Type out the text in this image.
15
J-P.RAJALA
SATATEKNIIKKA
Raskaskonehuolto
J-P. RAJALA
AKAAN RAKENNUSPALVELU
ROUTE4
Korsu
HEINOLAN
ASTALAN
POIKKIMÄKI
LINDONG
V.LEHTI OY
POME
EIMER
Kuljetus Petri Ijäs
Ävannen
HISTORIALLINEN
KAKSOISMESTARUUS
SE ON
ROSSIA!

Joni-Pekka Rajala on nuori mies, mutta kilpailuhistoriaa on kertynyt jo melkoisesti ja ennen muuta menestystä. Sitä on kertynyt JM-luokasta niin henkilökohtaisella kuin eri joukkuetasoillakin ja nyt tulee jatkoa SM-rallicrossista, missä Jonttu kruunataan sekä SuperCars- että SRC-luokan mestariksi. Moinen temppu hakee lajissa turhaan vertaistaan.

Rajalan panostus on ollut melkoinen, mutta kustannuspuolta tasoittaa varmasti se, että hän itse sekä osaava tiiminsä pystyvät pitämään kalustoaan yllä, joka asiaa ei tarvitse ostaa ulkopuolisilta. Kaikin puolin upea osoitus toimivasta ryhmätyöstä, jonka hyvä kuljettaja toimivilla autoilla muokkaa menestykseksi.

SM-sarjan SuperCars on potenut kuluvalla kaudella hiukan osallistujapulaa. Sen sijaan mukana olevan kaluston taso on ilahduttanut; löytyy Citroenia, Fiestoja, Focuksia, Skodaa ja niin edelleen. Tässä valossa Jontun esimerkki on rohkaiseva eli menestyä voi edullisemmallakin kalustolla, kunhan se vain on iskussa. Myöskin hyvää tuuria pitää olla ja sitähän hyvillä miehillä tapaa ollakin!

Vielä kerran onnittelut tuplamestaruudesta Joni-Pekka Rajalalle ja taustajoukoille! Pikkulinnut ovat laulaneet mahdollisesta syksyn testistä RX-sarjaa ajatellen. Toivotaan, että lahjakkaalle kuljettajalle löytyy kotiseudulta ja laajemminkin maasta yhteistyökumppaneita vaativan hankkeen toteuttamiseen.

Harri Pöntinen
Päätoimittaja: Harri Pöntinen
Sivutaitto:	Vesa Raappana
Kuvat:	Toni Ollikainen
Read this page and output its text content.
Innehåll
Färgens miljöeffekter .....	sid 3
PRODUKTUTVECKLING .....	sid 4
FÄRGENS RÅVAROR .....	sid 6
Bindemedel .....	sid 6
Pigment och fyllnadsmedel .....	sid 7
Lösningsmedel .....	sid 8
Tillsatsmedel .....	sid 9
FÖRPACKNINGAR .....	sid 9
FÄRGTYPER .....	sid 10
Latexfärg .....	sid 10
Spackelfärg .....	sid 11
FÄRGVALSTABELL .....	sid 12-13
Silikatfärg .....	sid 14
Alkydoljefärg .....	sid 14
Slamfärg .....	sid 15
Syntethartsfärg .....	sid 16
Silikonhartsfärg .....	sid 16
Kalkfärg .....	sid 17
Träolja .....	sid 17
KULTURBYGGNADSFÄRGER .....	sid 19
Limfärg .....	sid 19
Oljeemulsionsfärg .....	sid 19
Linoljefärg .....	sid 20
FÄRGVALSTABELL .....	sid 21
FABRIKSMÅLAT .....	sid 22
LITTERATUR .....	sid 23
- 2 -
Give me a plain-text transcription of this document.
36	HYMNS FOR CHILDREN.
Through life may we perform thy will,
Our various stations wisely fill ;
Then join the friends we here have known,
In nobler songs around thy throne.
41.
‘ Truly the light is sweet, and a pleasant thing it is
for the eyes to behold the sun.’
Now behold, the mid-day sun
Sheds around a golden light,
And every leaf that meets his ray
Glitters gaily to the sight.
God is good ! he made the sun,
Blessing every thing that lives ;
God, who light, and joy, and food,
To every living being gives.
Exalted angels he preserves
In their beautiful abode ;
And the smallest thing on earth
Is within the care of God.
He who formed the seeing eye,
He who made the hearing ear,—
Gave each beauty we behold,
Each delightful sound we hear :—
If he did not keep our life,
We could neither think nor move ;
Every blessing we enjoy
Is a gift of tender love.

• Your task: Find the lines above that include the string "Pöntinen" and copy them.

• Task answer:
Harri Pöntinen
Päätoimittaja: Harri Pöntinen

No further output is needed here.